§ What is needed: Look for "Systems" in the listing below. Gather each line that contains it.

>> Begin Information provided

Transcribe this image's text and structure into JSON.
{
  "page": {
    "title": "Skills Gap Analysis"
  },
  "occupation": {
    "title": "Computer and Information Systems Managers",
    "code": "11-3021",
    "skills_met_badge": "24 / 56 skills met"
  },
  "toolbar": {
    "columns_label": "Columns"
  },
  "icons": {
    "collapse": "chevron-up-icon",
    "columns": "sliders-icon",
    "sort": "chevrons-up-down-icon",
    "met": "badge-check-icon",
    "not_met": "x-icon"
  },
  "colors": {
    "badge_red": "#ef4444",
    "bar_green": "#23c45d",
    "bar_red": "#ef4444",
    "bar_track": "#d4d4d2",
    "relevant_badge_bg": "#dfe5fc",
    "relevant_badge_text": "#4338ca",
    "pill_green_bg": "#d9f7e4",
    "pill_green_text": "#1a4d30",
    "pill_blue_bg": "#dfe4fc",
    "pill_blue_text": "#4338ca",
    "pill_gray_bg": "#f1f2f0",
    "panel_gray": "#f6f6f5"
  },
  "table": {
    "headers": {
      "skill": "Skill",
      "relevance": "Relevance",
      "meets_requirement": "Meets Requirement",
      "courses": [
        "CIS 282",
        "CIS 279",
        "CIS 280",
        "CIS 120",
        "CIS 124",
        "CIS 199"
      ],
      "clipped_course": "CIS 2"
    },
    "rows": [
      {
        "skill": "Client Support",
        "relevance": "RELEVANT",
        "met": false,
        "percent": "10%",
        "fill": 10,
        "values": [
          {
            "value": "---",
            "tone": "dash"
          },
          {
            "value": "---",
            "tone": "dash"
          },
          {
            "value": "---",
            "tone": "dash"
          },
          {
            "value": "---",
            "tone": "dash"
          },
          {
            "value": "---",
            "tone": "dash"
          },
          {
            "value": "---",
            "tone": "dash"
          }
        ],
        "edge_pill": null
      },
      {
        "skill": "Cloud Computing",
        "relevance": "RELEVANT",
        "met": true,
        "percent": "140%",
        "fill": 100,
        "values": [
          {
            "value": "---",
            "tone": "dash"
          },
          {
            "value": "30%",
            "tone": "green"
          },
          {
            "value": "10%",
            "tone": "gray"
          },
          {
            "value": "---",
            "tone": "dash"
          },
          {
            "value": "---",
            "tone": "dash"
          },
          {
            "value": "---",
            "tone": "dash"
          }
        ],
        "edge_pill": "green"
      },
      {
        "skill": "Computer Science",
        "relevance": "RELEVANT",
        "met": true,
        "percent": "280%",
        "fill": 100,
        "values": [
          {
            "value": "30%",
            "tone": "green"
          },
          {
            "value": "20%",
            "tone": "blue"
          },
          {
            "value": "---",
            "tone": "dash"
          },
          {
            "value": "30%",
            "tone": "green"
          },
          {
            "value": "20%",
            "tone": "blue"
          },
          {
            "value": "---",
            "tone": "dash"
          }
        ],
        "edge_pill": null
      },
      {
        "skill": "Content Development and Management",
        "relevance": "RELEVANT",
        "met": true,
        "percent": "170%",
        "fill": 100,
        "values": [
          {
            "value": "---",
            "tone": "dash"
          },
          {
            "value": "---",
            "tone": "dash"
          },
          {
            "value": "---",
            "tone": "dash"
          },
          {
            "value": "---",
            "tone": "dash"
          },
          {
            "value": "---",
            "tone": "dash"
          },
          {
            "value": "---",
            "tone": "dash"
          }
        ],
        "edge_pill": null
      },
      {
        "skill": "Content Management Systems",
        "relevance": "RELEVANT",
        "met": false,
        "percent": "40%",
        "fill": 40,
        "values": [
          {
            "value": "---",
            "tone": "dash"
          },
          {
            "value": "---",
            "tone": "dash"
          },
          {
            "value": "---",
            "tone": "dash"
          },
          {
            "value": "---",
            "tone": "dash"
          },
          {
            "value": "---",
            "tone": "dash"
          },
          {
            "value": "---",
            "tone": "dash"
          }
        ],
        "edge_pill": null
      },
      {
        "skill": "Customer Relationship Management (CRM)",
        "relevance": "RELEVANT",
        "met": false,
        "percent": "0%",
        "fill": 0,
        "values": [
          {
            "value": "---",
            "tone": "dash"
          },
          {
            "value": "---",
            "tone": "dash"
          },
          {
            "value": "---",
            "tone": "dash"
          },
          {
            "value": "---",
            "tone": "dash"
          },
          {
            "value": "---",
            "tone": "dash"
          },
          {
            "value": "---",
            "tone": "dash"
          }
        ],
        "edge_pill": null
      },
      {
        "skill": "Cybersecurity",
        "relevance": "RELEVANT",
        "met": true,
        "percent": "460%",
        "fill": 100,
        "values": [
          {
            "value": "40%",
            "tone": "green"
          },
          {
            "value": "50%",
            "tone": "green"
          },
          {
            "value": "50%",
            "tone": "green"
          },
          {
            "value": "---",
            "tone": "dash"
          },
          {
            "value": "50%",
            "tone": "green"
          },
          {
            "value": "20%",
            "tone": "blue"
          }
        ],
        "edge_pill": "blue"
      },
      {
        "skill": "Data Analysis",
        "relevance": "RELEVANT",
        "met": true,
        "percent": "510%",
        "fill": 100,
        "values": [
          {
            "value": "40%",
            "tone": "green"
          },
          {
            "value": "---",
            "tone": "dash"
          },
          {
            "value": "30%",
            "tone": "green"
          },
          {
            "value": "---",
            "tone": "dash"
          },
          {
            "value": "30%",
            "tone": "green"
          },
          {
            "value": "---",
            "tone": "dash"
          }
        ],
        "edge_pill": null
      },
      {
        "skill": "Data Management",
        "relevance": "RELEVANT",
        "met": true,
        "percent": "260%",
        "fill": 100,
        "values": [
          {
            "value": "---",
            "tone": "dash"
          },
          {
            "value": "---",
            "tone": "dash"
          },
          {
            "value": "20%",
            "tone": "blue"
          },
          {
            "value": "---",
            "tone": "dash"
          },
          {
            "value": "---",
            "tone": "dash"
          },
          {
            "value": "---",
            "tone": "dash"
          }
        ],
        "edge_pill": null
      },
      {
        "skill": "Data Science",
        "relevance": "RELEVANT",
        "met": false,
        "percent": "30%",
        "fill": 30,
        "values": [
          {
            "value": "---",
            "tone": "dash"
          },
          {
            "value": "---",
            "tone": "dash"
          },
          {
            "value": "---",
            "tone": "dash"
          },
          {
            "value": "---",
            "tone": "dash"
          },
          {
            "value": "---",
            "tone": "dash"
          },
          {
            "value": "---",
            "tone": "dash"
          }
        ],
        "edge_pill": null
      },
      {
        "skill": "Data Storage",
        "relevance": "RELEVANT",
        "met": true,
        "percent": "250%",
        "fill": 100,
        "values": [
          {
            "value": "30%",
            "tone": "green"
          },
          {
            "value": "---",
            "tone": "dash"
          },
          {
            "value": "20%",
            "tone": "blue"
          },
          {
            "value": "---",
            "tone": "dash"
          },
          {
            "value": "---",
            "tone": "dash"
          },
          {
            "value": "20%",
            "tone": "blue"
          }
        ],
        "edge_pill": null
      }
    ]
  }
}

>> End Information provided

§ Response to this task:
    "title": "Computer and Information Systems Managers",
        "skill": "Content Management Systems",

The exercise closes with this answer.